- **Exercise input**:
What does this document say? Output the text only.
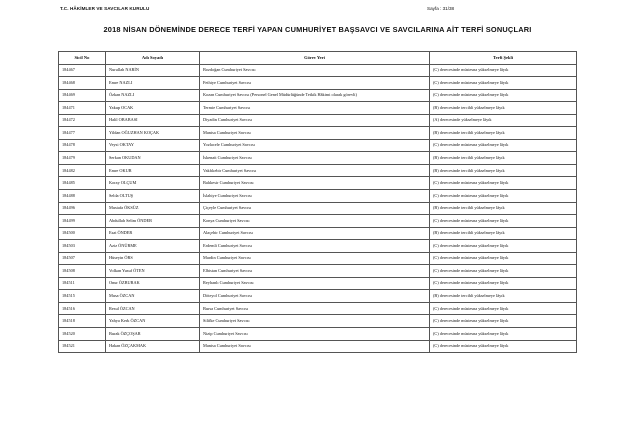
T.C. HÂKİMLER VE SAVCILAR KURULU	Sayfa : 31/38
2018 NİSAN DÖNEMİNDE DERECE TERFİ YAPAN CUMHURİYET BAŞSAVCI VE SAVCILARINA AİT TERFİ SONUÇLARI
Sicil No	Adı Soyadı	Görev Yeri	Terfi Şekli
184467	Nurullah NARİN	Bozdoğan Cumhuriyet Savcısı	(C) derecesinde müstesna yükselmeye lâyık
184468	Emre NAZLI	Fethiye Cumhuriyet Savcısı	(C) derecesinde müstesna yükselmeye lâyık
184469	Özkan NAZLI	Kozan Cumhuriyet Savcısı (Personel Genel Müdürlüğünde Tetkik Hâkimi olarak görevli)	(C) derecesinde müstesna yükselmeye lâyık
184471	Yakup OCAK	Termie Cumhuriyet Savcısı	(B) derecesinde tercihli yükselmeye lâyık
184472	Halil OBABASI	Diyadin Cumhuriyet Savcısı	(A) derecesinde yükselmeye lâyık
184477	Yildan OĞUZHAN KOÇAK	Manisa Cumhuriyet Savcısı	(B) derecesinde tercihli yükselmeye lâyık
184478	Veysi OKTAY	Yozlacele Cumhuriyet Savcısı	(C) derecesinde müstesna yükselmeye lâyık
184479	Serkan OKUDAN	İskenait Cumhuriyet Savcısı	(B) derecesinde tercihli yükselmeye lâyık
184482	Emre OKUR	Vakfıkebir Cumhuriyet Savcısı	(B) derecesinde tercihli yükselmeye lâyık
184485	Koray OLÇUM	Balıkesir Cumhuriyet Savcısı	(C) derecesinde müstesna yükselmeye lâyık
184488	Selda OLTUŞ	İslahiye Cumhuriyet Savcısı	(C) derecesinde müstesna yükselmeye lâyık
184496	Mustafa ÖKSÜZ	Çiçeyle Cumhuriyet Savcısı	(B) derecesinde tercihli yükselmeye lâyık
184499	Abdullah Selim ÖNDER	Konya Cumhuriyet Savcısı	(C) derecesinde müstesna yükselmeye lâyık
184500	Esat ÖNDER	Alaçehir Cumhuriyet Savcısı	(B) derecesinde tercihli yükselmeye lâyık
184503	Aziz ÖNÜRME	Erdemli Cumhuriyet Savcısı	(C) derecesinde müstesna yükselmeye lâyık
184507	Hüseyin ÖRS	Mardin Cumhuriyet Savcısı	(C) derecesinde müstesna yükselmeye lâyık
184508	Volkan Yusuf ÖTEN	Elbistan Cumhuriyet Savcısı	(C) derecesinde müstesna yükselmeye lâyık
184511	Onur ÖZBURAK	Reyhanlı Cumhuriyet Savcısı	(C) derecesinde müstesna yükselmeye lâyık
184515	Musa ÖZCAN	Döteyol Cumhuriyet Savcısı	(B) derecesinde tercihli yükselmeye lâyık
184516	Resul ÖZCAN	Bursa Cumhuriyet Savcısı	(C) derecesinde müstesna yükselmeye lâyık
184518	Yahya Kerk ÖZCAN	Silifke Cumhuriyet Savcısı	(C) derecesinde müstesna yükselmeye lâyık
184520	Burak ÖZÇOŞAR	Nizip Cumhuriyet Savcısı	(C) derecesinde müstesna yükselmeye lâyık
184521	Hakan ÖZÇAKMAK	Manisa Cumhuriyet Savcısı	(C) derecesinde müstesna yükselmeye lâyık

- **What is needed**: Restate each entry word for word, leaving out any pictures.

- **Answer for the task**:
What does this document say? Output the text only.
T.C. HÂKİMLER VE SAVCILAR KURULU	Sayfa : 31/38
2018 NİSAN DÖNEMİNDE DERECE TERFİ YAPAN CUMHURİYET BAŞSAVCI VE SAVCILARINA AİT TERFİ SONUÇLARI
Sicil No	Adı Soyadı	Görev Yeri	Terfi Şekli
184467	Nurullah NARİN	Bozdoğan Cumhuriyet Savcısı	(C) derecesinde müstesna yükselmeye lâyık
184468	Emre NAZLI	Fethiye Cumhuriyet Savcısı	(C) derecesinde müstesna yükselmeye lâyık
184469	Özkan NAZLI	Kozan Cumhuriyet Savcısı (Personel Genel Müdürlüğünde Tetkik Hâkimi olarak görevli)	(C) derecesinde müstesna yükselmeye lâyık
184471	Yakup OCAK	Termie Cumhuriyet Savcısı	(B) derecesinde tercihli yükselmeye lâyık
184472	Halil OBABASI	Diyadin Cumhuriyet Savcısı	(A) derecesinde yükselmeye lâyık
184477	Yildan OĞUZHAN KOÇAK	Manisa Cumhuriyet Savcısı	(B) derecesinde tercihli yükselmeye lâyık
184478	Veysi OKTAY	Yozlacele Cumhuriyet Savcısı	(C) derecesinde müstesna yükselmeye lâyık
184479	Serkan OKUDAN	İskenait Cumhuriyet Savcısı	(B) derecesinde tercihli yükselmeye lâyık
184482	Emre OKUR	Vakfıkebir Cumhuriyet Savcısı	(B) derecesinde tercihli yükselmeye lâyık
184485	Koray OLÇUM	Balıkesir Cumhuriyet Savcısı	(C) derecesinde müstesna yükselmeye lâyık
184488	Selda OLTUŞ	İslahiye Cumhuriyet Savcısı	(C) derecesinde müstesna yükselmeye lâyık
184496	Mustafa ÖKSÜZ	Çiçeyle Cumhuriyet Savcısı	(B) derecesinde tercihli yükselmeye lâyık
184499	Abdullah Selim ÖNDER	Konya Cumhuriyet Savcısı	(C) derecesinde müstesna yükselmeye lâyık
184500	Esat ÖNDER	Alaçehir Cumhuriyet Savcısı	(B) derecesinde tercihli yükselmeye lâyık
184503	Aziz ÖNÜRME	Erdemli Cumhuriyet Savcısı	(C) derecesinde müstesna yükselmeye lâyık
184507	Hüseyin ÖRS	Mardin Cumhuriyet Savcısı	(C) derecesinde müstesna yükselmeye lâyık
184508	Volkan Yusuf ÖTEN	Elbistan Cumhuriyet Savcısı	(C) derecesinde müstesna yükselmeye lâyık
184511	Onur ÖZBURAK	Reyhanlı Cumhuriyet Savcısı	(C) derecesinde müstesna yükselmeye lâyık
184515	Musa ÖZCAN	Döteyol Cumhuriyet Savcısı	(B) derecesinde tercihli yükselmeye lâyık
184516	Resul ÖZCAN	Bursa Cumhuriyet Savcısı	(C) derecesinde müstesna yükselmeye lâyık
184518	Yahya Kerk ÖZCAN	Silifke Cumhuriyet Savcısı	(C) derecesinde müstesna yükselmeye lâyık
184520	Burak ÖZÇOŞAR	Nizip Cumhuriyet Savcısı	(C) derecesinde müstesna yükselmeye lâyık
184521	Hakan ÖZÇAKMAK	Manisa Cumhuriyet Savcısı	(C) derecesinde müstesna yükselmeye lâyık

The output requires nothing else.